# [PROBLEM DETAILS]
Could you repeat the records below exactly, leaving out any pictures?

══════════

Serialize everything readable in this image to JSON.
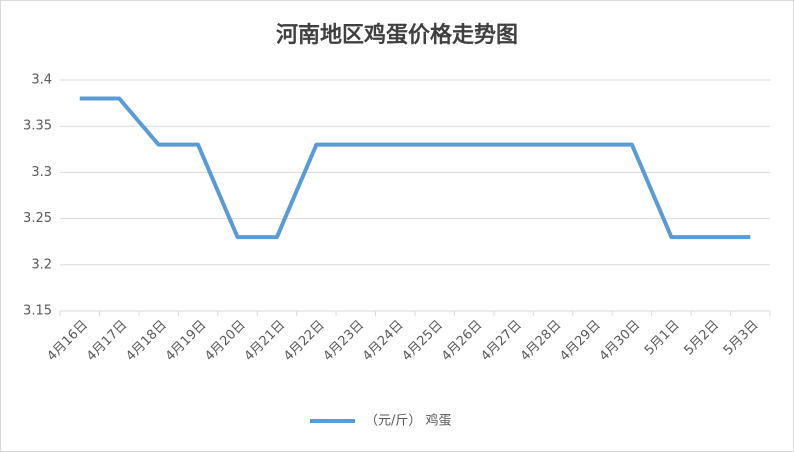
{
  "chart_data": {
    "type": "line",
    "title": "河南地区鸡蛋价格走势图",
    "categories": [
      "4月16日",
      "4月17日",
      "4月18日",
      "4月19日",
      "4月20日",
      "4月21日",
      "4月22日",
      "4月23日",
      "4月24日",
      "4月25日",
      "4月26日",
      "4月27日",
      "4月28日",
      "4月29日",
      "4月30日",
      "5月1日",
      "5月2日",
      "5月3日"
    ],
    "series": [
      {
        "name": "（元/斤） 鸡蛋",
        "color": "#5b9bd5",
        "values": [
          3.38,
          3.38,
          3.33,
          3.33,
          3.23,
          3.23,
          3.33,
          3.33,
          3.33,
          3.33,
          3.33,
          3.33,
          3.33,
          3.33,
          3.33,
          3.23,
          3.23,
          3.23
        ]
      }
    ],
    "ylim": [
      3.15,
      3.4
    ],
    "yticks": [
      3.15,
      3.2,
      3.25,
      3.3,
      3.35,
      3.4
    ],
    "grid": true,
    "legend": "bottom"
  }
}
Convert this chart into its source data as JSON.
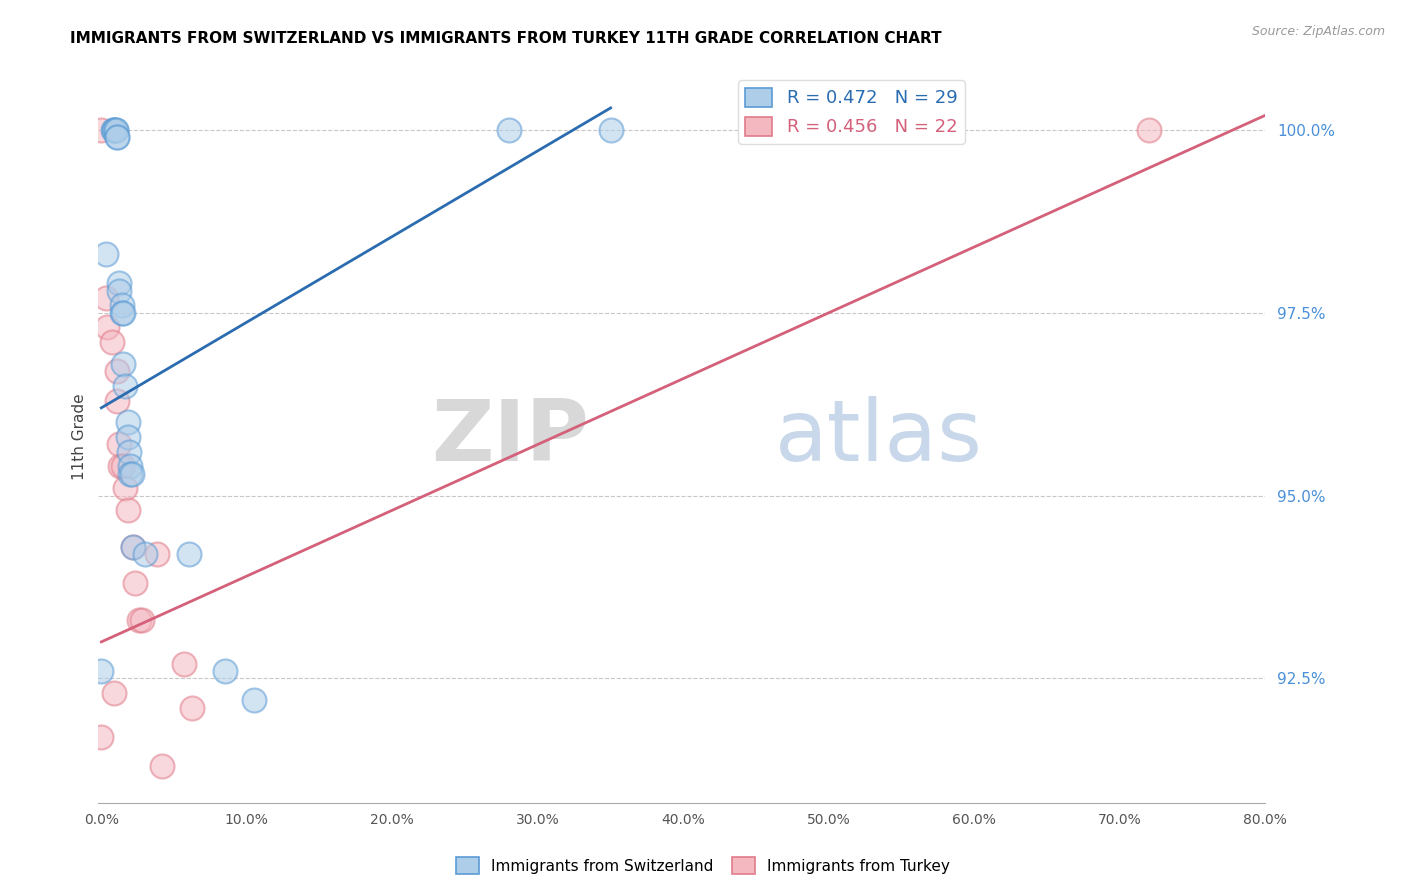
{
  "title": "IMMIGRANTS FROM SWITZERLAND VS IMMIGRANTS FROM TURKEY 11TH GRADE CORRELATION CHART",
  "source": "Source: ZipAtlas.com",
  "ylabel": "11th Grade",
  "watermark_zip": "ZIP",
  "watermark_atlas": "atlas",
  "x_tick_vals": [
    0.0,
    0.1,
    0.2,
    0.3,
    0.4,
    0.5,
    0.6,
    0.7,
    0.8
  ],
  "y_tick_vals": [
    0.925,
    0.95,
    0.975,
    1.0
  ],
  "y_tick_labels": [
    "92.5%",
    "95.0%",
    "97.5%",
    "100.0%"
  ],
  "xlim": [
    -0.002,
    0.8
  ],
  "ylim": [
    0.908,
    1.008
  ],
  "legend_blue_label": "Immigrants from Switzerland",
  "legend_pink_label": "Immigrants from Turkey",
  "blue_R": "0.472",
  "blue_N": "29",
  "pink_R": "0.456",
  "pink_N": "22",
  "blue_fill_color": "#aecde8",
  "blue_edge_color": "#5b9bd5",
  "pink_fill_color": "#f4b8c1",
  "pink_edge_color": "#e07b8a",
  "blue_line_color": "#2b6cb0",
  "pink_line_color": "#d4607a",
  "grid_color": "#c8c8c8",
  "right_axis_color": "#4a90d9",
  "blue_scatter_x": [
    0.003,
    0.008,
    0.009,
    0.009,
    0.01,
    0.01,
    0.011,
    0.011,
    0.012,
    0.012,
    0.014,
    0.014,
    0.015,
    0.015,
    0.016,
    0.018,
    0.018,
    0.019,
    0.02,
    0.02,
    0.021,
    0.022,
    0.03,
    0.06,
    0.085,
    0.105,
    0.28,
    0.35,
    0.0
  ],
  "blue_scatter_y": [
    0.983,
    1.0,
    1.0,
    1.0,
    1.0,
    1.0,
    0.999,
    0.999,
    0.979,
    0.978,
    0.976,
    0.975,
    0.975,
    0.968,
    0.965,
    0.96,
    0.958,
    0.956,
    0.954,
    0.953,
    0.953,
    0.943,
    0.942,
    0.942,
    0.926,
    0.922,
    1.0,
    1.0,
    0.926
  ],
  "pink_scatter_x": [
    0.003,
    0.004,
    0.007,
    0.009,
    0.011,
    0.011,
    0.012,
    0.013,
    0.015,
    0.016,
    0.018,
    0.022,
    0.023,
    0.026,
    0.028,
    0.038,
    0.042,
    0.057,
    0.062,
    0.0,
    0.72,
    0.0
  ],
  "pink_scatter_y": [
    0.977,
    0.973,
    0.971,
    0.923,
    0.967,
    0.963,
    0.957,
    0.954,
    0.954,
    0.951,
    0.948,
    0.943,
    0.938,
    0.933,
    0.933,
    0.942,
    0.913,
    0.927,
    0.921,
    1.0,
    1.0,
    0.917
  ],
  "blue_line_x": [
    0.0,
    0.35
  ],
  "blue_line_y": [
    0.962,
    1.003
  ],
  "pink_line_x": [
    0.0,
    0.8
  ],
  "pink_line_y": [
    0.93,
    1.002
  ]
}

══════════

# [ANSWER TO THE TASK]
Serialize everything readable in this image to JSON.
{
  "chart_data": {
    "type": "line",
    "title": "河南地区鸡蛋价格走势图",
    "categories": [
      "4月16日",
      "4月17日",
      "4月18日",
      "4月19日",
      "4月20日",
      "4月21日",
      "4月22日",
      "4月23日",
      "4月24日",
      "4月25日",
      "4月26日",
      "4月27日",
      "4月28日",
      "4月29日",
      "4月30日",
      "5月1日",
      "5月2日",
      "5月3日"
    ],
    "series": [
      {
        "name": "（元/斤） 鸡蛋",
        "color": "#5b9bd5",
        "values": [
          3.38,
          3.38,
          3.33,
          3.33,
          3.23,
          3.23,
          3.33,
          3.33,
          3.33,
          3.33,
          3.33,
          3.33,
          3.33,
          3.33,
          3.33,
          3.23,
          3.23,
          3.23
        ]
      }
    ],
    "ylim": [
      3.15,
      3.4
    ],
    "yticks": [
      3.15,
      3.2,
      3.25,
      3.3,
      3.35,
      3.4
    ],
    "grid": true,
    "legend": "bottom"
  }
}
Convert this chart into its source data as JSON.
{
  "title": "IMMIGRANTS FROM SWITZERLAND VS IMMIGRANTS FROM TURKEY 11TH GRADE CORRELATION CHART",
  "source": "Source: ZipAtlas.com",
  "ylabel": "11th Grade",
  "watermark_zip": "ZIP",
  "watermark_atlas": "atlas",
  "x_tick_vals": [
    0.0,
    0.1,
    0.2,
    0.3,
    0.4,
    0.5,
    0.6,
    0.7,
    0.8
  ],
  "y_tick_vals": [
    0.925,
    0.95,
    0.975,
    1.0
  ],
  "y_tick_labels": [
    "92.5%",
    "95.0%",
    "97.5%",
    "100.0%"
  ],
  "xlim": [
    -0.002,
    0.8
  ],
  "ylim": [
    0.908,
    1.008
  ],
  "legend_blue_label": "Immigrants from Switzerland",
  "legend_pink_label": "Immigrants from Turkey",
  "blue_R": "0.472",
  "blue_N": "29",
  "pink_R": "0.456",
  "pink_N": "22",
  "blue_fill_color": "#aecde8",
  "blue_edge_color": "#5b9bd5",
  "pink_fill_color": "#f4b8c1",
  "pink_edge_color": "#e07b8a",
  "blue_line_color": "#2b6cb0",
  "pink_line_color": "#d4607a",
  "grid_color": "#c8c8c8",
  "right_axis_color": "#4a90d9",
  "blue_scatter_x": [
    0.003,
    0.008,
    0.009,
    0.009,
    0.01,
    0.01,
    0.011,
    0.011,
    0.012,
    0.012,
    0.014,
    0.014,
    0.015,
    0.015,
    0.016,
    0.018,
    0.018,
    0.019,
    0.02,
    0.02,
    0.021,
    0.022,
    0.03,
    0.06,
    0.085,
    0.105,
    0.28,
    0.35,
    0.0
  ],
  "blue_scatter_y": [
    0.983,
    1.0,
    1.0,
    1.0,
    1.0,
    1.0,
    0.999,
    0.999,
    0.979,
    0.978,
    0.976,
    0.975,
    0.975,
    0.968,
    0.965,
    0.96,
    0.958,
    0.956,
    0.954,
    0.953,
    0.953,
    0.943,
    0.942,
    0.942,
    0.926,
    0.922,
    1.0,
    1.0,
    0.926
  ],
  "pink_scatter_x": [
    0.003,
    0.004,
    0.007,
    0.009,
    0.011,
    0.011,
    0.012,
    0.013,
    0.015,
    0.016,
    0.018,
    0.022,
    0.023,
    0.026,
    0.028,
    0.038,
    0.042,
    0.057,
    0.062,
    0.0,
    0.72,
    0.0
  ],
  "pink_scatter_y": [
    0.977,
    0.973,
    0.971,
    0.923,
    0.967,
    0.963,
    0.957,
    0.954,
    0.954,
    0.951,
    0.948,
    0.943,
    0.938,
    0.933,
    0.933,
    0.942,
    0.913,
    0.927,
    0.921,
    1.0,
    1.0,
    0.917
  ],
  "blue_line_x": [
    0.0,
    0.35
  ],
  "blue_line_y": [
    0.962,
    1.003
  ],
  "pink_line_x": [
    0.0,
    0.8
  ],
  "pink_line_y": [
    0.93,
    1.002
  ]
}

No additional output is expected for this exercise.